Start of Extracted data

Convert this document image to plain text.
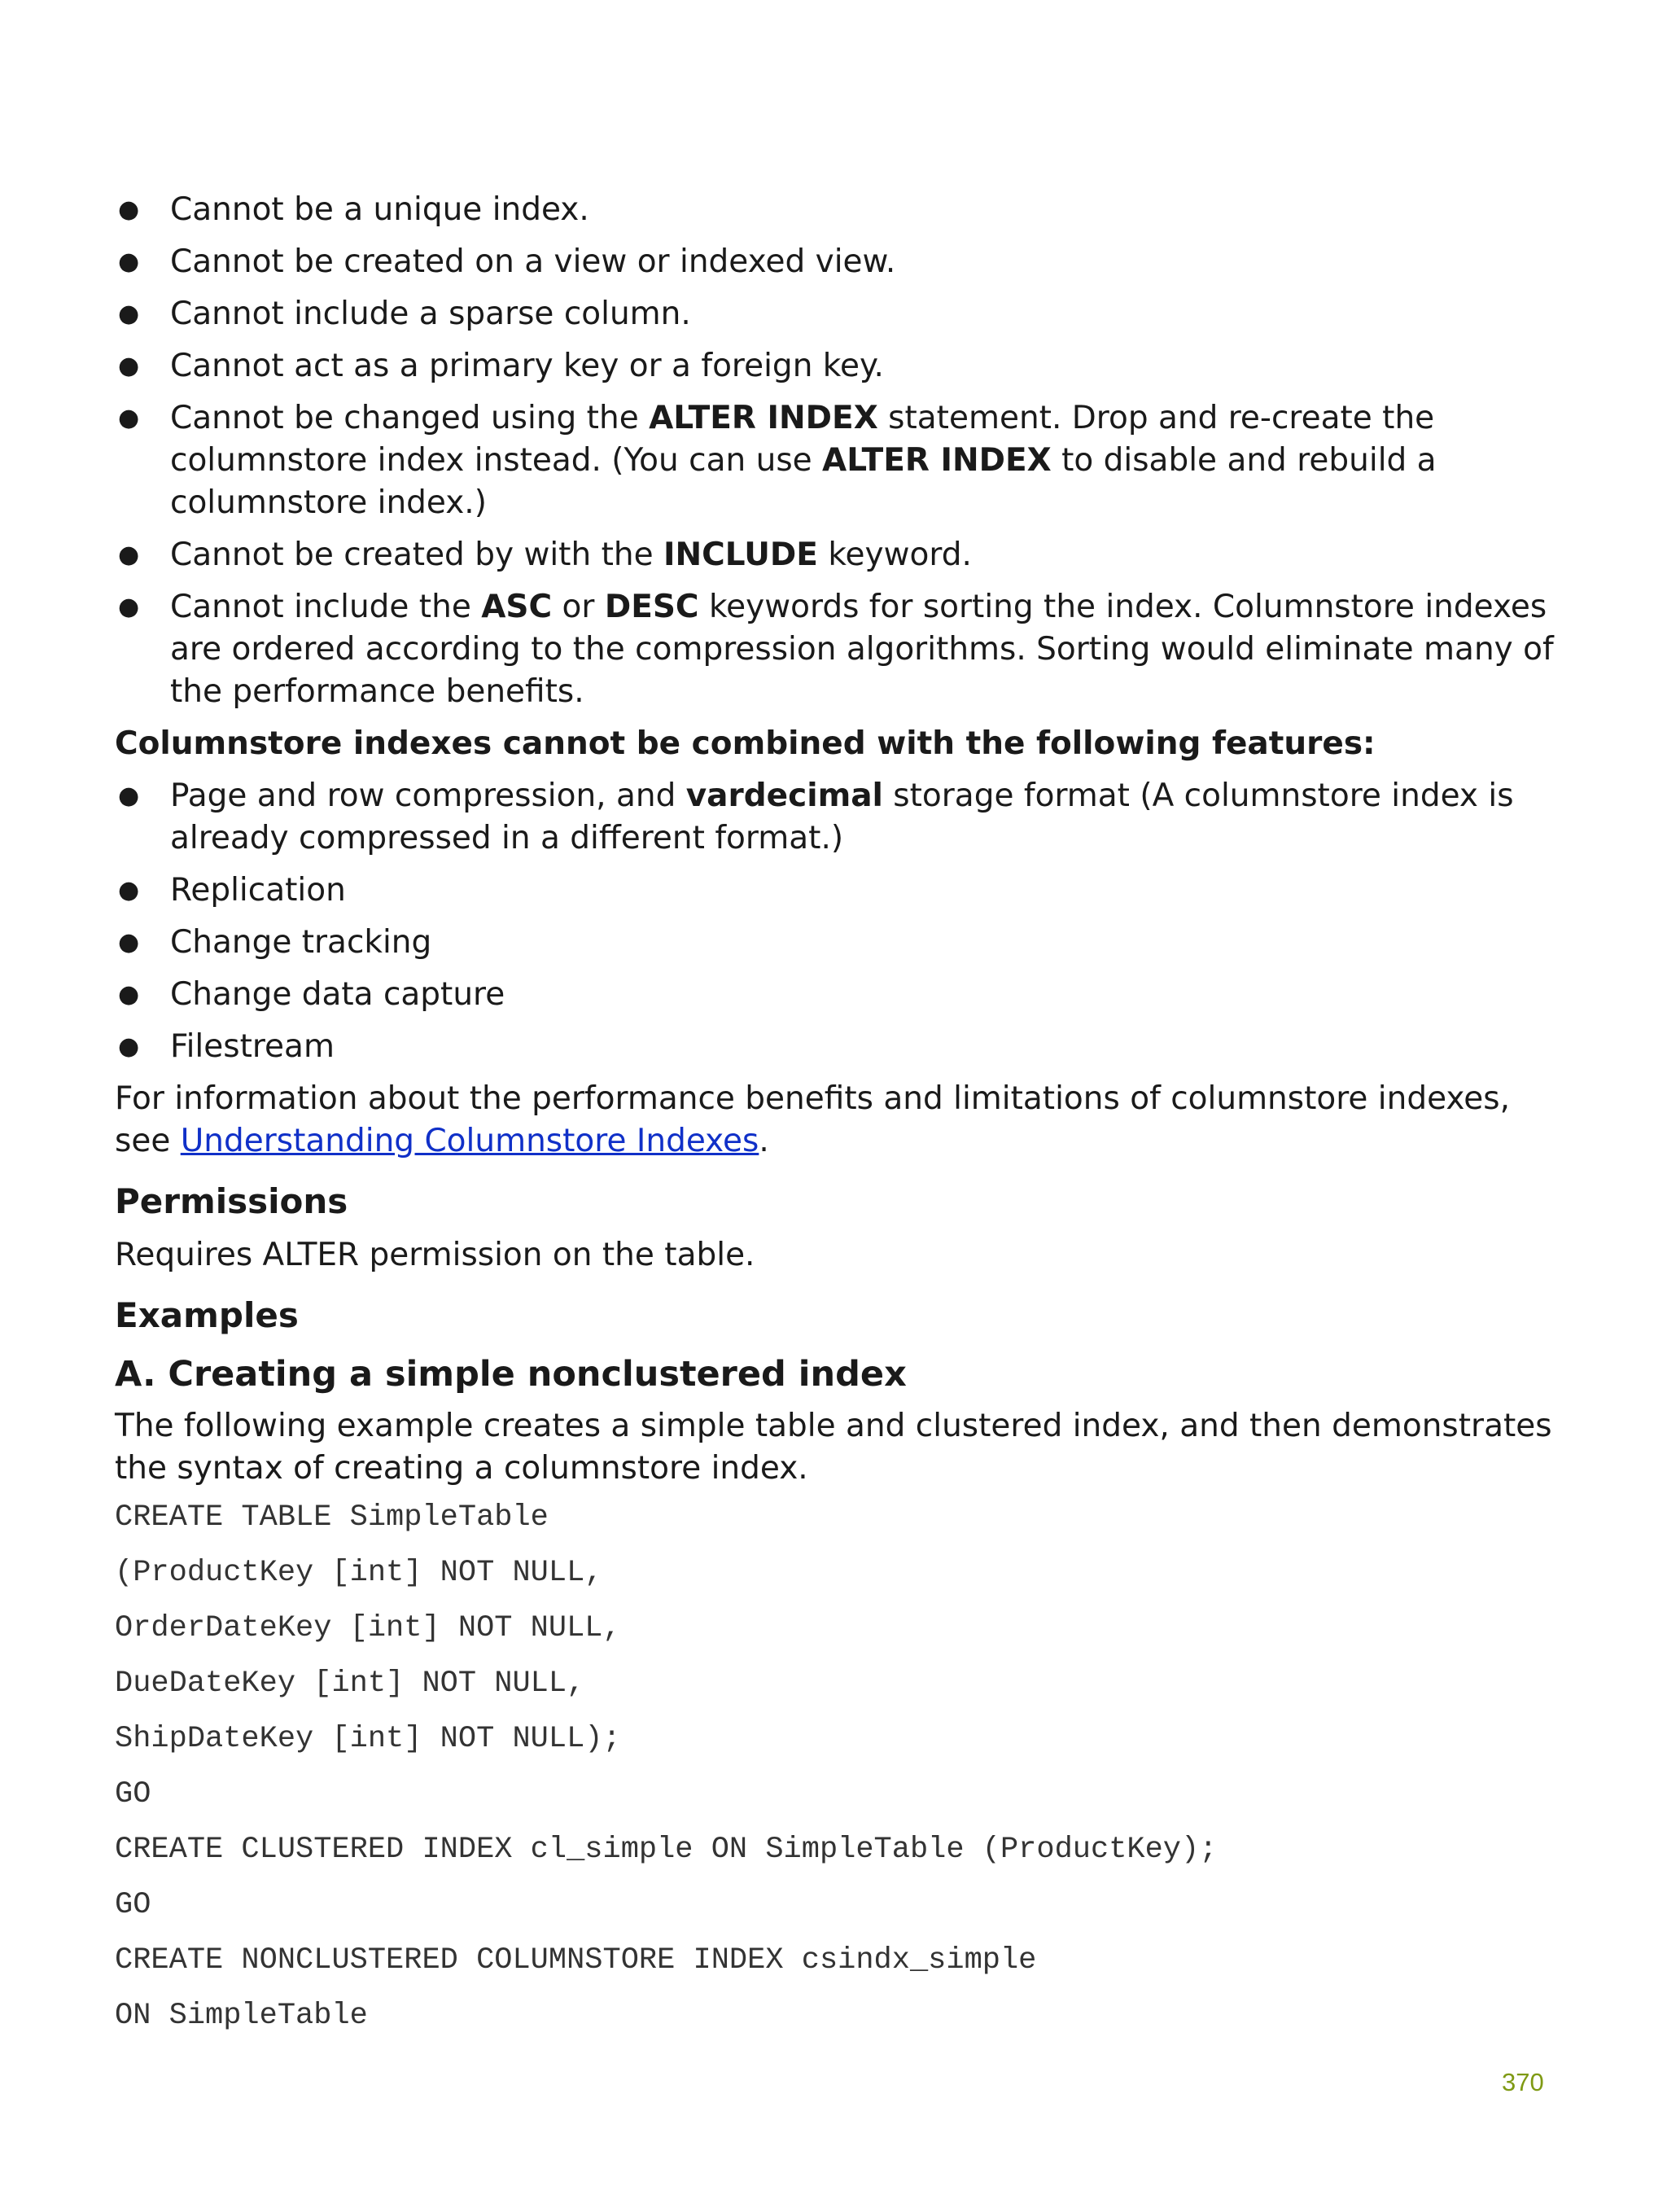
● Cannot be a unique index.
● Cannot be created on a view or indexed view.
● Cannot include a sparse column.
● Cannot act as a primary key or a foreign key.
● Cannot be changed using the ALTER INDEX statement. Drop and re-create the columnstore index instead. (You can use ALTER INDEX to disable and rebuild a columnstore index.)
● Cannot be created by with the INCLUDE keyword.
● Cannot include the ASC or DESC keywords for sorting the index. Columnstore indexes are ordered according to the compression algorithms. Sorting would eliminate many of the performance benefits.
Columnstore indexes cannot be combined with the following features:
● Page and row compression, and vardecimal storage format (A columnstore index is already compressed in a different format.)
● Replication
● Change tracking
● Change data capture
● Filestream

For information about the performance benefits and limitations of columnstore indexes, see Understanding Columnstore Indexes.

Permissions

Requires ALTER permission on the table.

Examples
A. Creating a simple nonclustered index

The following example creates a simple table and clustered index, and then demonstrates the syntax of creating a columnstore index.

CREATE TABLE SimpleTable
(ProductKey [int] NOT NULL,
OrderDateKey [int] NOT NULL,
DueDateKey [int] NOT NULL,
ShipDateKey [int] NOT NULL);
GO
CREATE CLUSTERED INDEX cl_simple ON SimpleTable (ProductKey);
GO
CREATE NONCLUSTERED COLUMNSTORE INDEX csindx_simple
ON SimpleTable
370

End of Extracted data

Exercise task:
Copy every line of the data exactly as written, excluding the pictures.

Answer to the task:
Convert this document image to plain text.
● Cannot be a unique index.
● Cannot be created on a view or indexed view.
● Cannot include a sparse column.
● Cannot act as a primary key or a foreign key.
● Cannot be changed using the ALTER INDEX statement. Drop and re-create the columnstore index instead. (You can use ALTER INDEX to disable and rebuild a columnstore index.)
● Cannot be created by with the INCLUDE keyword.
● Cannot include the ASC or DESC keywords for sorting the index. Columnstore indexes are ordered according to the compression algorithms. Sorting would eliminate many of the performance benefits.
Columnstore indexes cannot be combined with the following features:
● Page and row compression, and vardecimal storage format (A columnstore index is already compressed in a different format.)
● Replication
● Change tracking
● Change data capture
● Filestream

For information about the performance benefits and limitations of columnstore indexes, see Understanding Columnstore Indexes.

Permissions

Requires ALTER permission on the table.

Examples
A. Creating a simple nonclustered index

The following example creates a simple table and clustered index, and then demonstrates the syntax of creating a columnstore index.

CREATE TABLE SimpleTable
(ProductKey [int] NOT NULL,
OrderDateKey [int] NOT NULL,
DueDateKey [int] NOT NULL,
ShipDateKey [int] NOT NULL);
GO
CREATE CLUSTERED INDEX cl_simple ON SimpleTable (ProductKey);
GO
CREATE NONCLUSTERED COLUMNSTORE INDEX csindx_simple
ON SimpleTable
370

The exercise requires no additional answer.